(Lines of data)
══════

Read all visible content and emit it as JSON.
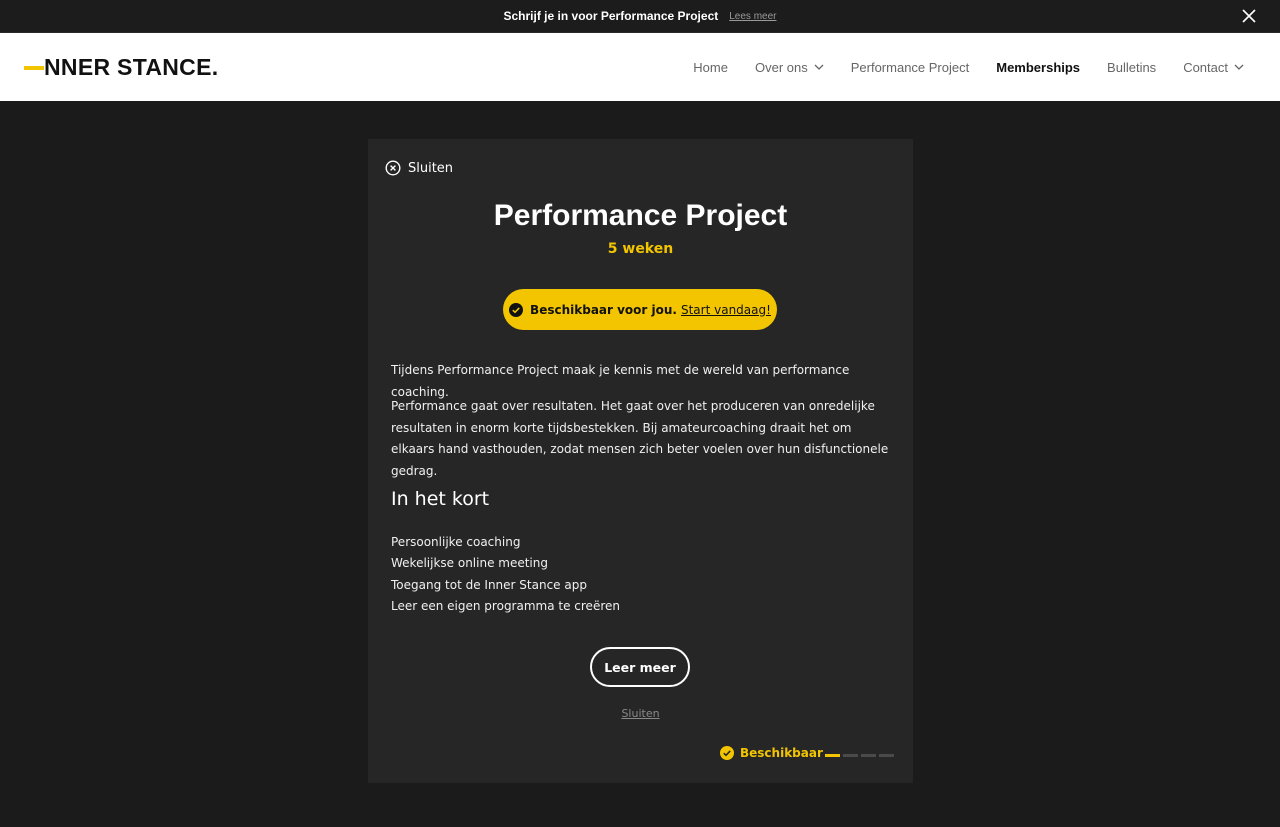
{
  "topbar": {
    "text": "Schrijf je in voor Performance Project",
    "link": "Lees meer",
    "close_icon": "close-icon"
  },
  "header": {
    "logo": "NNER STANCE.",
    "nav": [
      {
        "label": "Home",
        "dropdown": false,
        "active": false
      },
      {
        "label": "Over ons",
        "dropdown": true,
        "active": false
      },
      {
        "label": "Performance Project",
        "dropdown": false,
        "active": false
      },
      {
        "label": "Memberships",
        "dropdown": false,
        "active": true
      },
      {
        "label": "Bulletins",
        "dropdown": false,
        "active": false
      },
      {
        "label": "Contact",
        "dropdown": true,
        "active": false
      }
    ]
  },
  "modal": {
    "close_label": "Sluiten",
    "title": "Performance Project",
    "subtitle": "5 weken",
    "availability": {
      "text": "Beschikbaar voor jou.",
      "link": "Start vandaag!"
    },
    "paragraphs": [
      "Tijdens Performance Project maak je kennis met de wereld van performance coaching.",
      "Performance gaat over resultaten. Het gaat over het produceren van onredelijke resultaten in enorm korte tijdsbestekken. Bij amateurcoaching draait het om elkaars hand vasthouden, zodat mensen zich beter voelen over hun disfunctionele gedrag."
    ],
    "section_title": "In het kort",
    "features": [
      "Persoonlijke coaching",
      "Wekelijkse online meeting",
      "Toegang tot de Inner Stance app",
      "Leer een eigen programma te creëren"
    ],
    "cta_label": "Leer meer",
    "close_link": "Sluiten",
    "status_label": "Beschikbaar",
    "progress": {
      "current": 1,
      "total": 4
    }
  },
  "colors": {
    "accent": "#f2c500",
    "background": "#1b1b1b",
    "panel": "#262626"
  }
}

══════

**Exercise aim**
Where a line in the material contains "voor", copy that line.

**Solution to the problem**
    "text": "Schrijf je in voor Performance Project",
      "text": "Beschikbaar voor jou.",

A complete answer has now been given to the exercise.